Data:
-- Begin --
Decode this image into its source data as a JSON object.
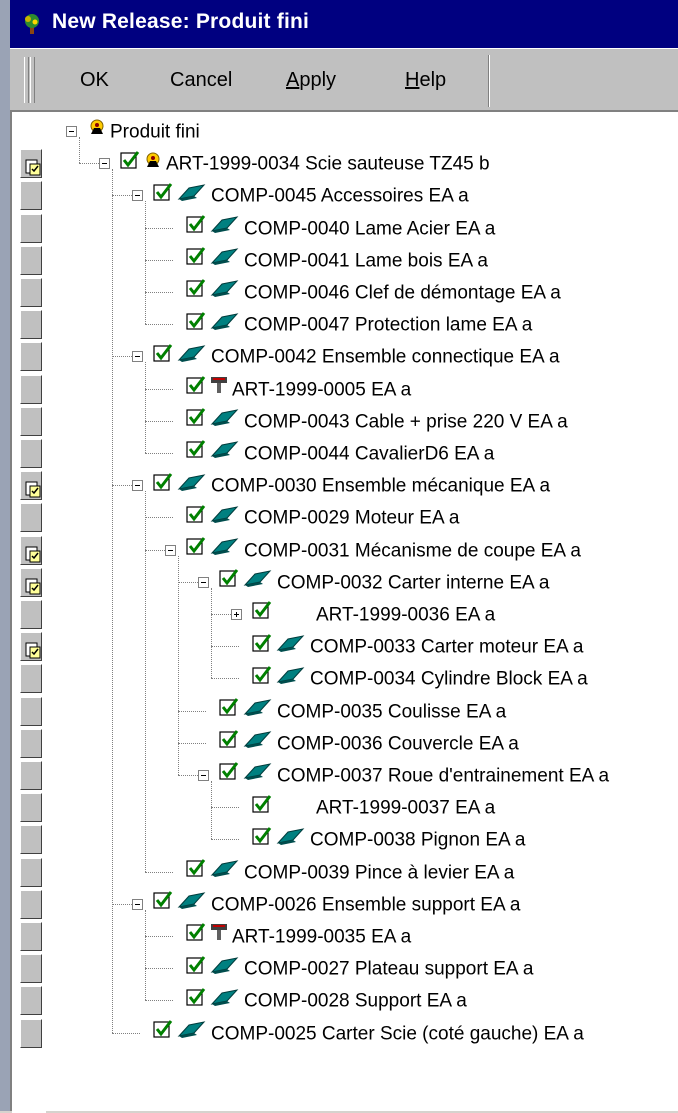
{
  "window": {
    "title": "New Release: Produit fini"
  },
  "toolbar": {
    "ok": "OK",
    "cancel": "Cancel",
    "apply": "Apply",
    "help": "Help"
  },
  "colors": {
    "title_bg": "#000080",
    "face": "#c0c0c0",
    "checkbox_green": "#008000",
    "part_teal": "#006b6b"
  },
  "tree": {
    "root": "Produit fini",
    "items": [
      "ART-1999-0034 Scie sauteuse TZ45  b",
      "COMP-0045 Accessoires EA a",
      "COMP-0040 Lame Acier EA a",
      "COMP-0041 Lame bois EA a",
      "COMP-0046 Clef de démontage EA a",
      "COMP-0047 Protection lame EA a",
      "COMP-0042 Ensemble connectique EA a",
      "ART-1999-0005  EA a",
      "COMP-0043 Cable + prise 220 V EA a",
      "COMP-0044 CavalierD6 EA a",
      "COMP-0030 Ensemble mécanique EA a",
      "COMP-0029 Moteur EA a",
      "COMP-0031 Mécanisme de coupe EA a",
      "COMP-0032 Carter interne EA a",
      "ART-1999-0036  EA a",
      "COMP-0033 Carter moteur EA a",
      "COMP-0034 Cylindre Block EA a",
      "COMP-0035 Coulisse EA a",
      "COMP-0036 Couvercle EA a",
      "COMP-0037 Roue d'entrainement EA a",
      "ART-1999-0037  EA a",
      "COMP-0038 Pignon EA a",
      "COMP-0039 Pince à levier EA a",
      "COMP-0026 Ensemble support EA a",
      "ART-1999-0035  EA a",
      "COMP-0027 Plateau support EA a",
      "COMP-0028 Support EA a",
      "COMP-0025 Carter Scie (coté gauche) EA a"
    ]
  }
}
-- End --
Aim: Except for the pictures, reproduce every line exactly.

Finished task:
Decode this image into its source data as a JSON object.
{
  "window": {
    "title": "New Release: Produit fini"
  },
  "toolbar": {
    "ok": "OK",
    "cancel": "Cancel",
    "apply": "Apply",
    "help": "Help"
  },
  "colors": {
    "title_bg": "#000080",
    "face": "#c0c0c0",
    "checkbox_green": "#008000",
    "part_teal": "#006b6b"
  },
  "tree": {
    "root": "Produit fini",
    "items": [
      "ART-1999-0034 Scie sauteuse TZ45  b",
      "COMP-0045 Accessoires EA a",
      "COMP-0040 Lame Acier EA a",
      "COMP-0041 Lame bois EA a",
      "COMP-0046 Clef de démontage EA a",
      "COMP-0047 Protection lame EA a",
      "COMP-0042 Ensemble connectique EA a",
      "ART-1999-0005  EA a",
      "COMP-0043 Cable + prise 220 V EA a",
      "COMP-0044 CavalierD6 EA a",
      "COMP-0030 Ensemble mécanique EA a",
      "COMP-0029 Moteur EA a",
      "COMP-0031 Mécanisme de coupe EA a",
      "COMP-0032 Carter interne EA a",
      "ART-1999-0036  EA a",
      "COMP-0033 Carter moteur EA a",
      "COMP-0034 Cylindre Block EA a",
      "COMP-0035 Coulisse EA a",
      "COMP-0036 Couvercle EA a",
      "COMP-0037 Roue d'entrainement EA a",
      "ART-1999-0037  EA a",
      "COMP-0038 Pignon EA a",
      "COMP-0039 Pince à levier EA a",
      "COMP-0026 Ensemble support EA a",
      "ART-1999-0035  EA a",
      "COMP-0027 Plateau support EA a",
      "COMP-0028 Support EA a",
      "COMP-0025 Carter Scie (coté gauche) EA a"
    ]
  }
}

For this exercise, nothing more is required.